▼

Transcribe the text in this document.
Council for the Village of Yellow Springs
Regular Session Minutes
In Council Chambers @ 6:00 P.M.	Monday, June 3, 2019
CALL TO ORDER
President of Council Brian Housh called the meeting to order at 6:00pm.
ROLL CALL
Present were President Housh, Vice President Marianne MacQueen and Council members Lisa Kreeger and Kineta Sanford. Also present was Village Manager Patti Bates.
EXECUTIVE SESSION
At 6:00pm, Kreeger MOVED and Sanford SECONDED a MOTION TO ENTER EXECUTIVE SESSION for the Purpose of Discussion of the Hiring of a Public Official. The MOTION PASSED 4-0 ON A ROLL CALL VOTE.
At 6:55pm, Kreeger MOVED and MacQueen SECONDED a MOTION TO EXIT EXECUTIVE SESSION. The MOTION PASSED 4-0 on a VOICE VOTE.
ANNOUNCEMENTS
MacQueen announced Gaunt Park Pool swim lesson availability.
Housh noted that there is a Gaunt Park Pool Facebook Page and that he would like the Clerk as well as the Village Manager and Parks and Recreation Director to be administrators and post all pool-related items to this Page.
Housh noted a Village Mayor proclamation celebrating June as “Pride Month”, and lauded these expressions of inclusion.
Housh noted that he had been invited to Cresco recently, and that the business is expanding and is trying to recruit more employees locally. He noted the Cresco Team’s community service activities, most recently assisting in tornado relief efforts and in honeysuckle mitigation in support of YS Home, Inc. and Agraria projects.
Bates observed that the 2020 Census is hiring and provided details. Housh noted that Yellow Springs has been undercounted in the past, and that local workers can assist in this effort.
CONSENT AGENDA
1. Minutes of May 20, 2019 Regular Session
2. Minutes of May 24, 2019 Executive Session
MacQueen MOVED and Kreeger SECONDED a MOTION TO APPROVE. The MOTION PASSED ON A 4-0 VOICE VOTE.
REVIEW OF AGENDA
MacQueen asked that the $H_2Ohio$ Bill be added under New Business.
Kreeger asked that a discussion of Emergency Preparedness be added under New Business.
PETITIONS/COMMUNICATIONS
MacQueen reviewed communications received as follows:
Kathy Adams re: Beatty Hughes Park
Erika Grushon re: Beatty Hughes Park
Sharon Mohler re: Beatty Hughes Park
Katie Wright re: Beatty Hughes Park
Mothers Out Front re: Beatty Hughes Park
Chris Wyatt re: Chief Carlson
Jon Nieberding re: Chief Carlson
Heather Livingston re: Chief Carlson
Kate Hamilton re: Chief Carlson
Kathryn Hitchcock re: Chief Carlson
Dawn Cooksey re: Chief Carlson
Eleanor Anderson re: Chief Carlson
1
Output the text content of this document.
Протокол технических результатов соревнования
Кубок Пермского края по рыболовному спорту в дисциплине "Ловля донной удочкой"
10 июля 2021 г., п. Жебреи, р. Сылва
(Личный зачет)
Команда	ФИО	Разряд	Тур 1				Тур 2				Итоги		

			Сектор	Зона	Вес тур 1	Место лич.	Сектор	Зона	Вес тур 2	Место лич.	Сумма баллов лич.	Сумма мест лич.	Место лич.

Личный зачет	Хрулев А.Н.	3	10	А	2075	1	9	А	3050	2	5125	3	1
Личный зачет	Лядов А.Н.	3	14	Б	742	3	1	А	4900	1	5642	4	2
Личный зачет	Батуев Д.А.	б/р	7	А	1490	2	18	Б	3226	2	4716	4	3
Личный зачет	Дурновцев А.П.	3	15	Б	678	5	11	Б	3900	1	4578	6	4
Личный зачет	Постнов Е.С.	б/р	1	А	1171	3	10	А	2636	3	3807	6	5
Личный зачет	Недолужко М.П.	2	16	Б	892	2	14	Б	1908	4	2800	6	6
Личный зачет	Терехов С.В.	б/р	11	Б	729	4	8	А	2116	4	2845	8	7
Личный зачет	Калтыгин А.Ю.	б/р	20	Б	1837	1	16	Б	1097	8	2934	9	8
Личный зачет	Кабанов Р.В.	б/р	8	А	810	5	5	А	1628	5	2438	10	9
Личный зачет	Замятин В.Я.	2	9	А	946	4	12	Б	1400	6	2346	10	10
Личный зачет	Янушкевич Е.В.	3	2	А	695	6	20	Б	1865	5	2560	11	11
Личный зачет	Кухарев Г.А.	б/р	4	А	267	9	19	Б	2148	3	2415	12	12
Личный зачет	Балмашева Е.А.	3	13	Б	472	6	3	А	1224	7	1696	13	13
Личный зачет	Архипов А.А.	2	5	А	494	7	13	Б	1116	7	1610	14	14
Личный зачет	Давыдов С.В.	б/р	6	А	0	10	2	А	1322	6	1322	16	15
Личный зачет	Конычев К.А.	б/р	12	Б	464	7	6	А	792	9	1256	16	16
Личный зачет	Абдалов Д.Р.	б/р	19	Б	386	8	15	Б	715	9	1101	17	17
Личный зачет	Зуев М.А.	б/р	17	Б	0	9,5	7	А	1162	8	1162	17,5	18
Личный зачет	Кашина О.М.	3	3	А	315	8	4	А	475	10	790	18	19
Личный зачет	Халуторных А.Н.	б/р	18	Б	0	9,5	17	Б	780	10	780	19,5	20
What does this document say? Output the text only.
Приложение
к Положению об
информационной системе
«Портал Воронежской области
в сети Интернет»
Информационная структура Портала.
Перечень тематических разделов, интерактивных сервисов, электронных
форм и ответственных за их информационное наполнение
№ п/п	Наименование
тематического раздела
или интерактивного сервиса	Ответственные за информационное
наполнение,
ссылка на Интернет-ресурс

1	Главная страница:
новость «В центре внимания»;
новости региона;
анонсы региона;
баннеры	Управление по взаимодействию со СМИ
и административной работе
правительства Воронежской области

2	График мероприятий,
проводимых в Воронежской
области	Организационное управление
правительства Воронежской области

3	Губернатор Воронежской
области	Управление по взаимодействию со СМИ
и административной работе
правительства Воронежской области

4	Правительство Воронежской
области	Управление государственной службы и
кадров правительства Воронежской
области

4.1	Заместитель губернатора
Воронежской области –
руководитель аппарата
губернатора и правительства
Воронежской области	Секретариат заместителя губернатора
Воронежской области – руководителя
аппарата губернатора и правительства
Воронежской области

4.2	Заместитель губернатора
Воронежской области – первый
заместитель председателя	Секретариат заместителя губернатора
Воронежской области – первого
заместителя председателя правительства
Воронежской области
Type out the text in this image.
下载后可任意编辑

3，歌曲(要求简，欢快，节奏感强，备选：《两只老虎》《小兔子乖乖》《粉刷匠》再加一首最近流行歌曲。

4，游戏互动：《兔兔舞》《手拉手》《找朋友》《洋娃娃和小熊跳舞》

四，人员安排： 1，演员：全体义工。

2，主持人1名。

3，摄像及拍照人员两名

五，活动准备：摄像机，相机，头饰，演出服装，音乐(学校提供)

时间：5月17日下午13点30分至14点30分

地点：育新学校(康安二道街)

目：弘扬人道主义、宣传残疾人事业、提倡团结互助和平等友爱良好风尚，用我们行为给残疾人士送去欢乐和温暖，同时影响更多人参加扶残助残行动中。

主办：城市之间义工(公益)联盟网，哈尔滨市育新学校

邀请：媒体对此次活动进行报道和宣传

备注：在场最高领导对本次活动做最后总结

▲

## Instructions to follow
From the material above, count the lines that include "VOTE" and give only the total.

## Completed task
3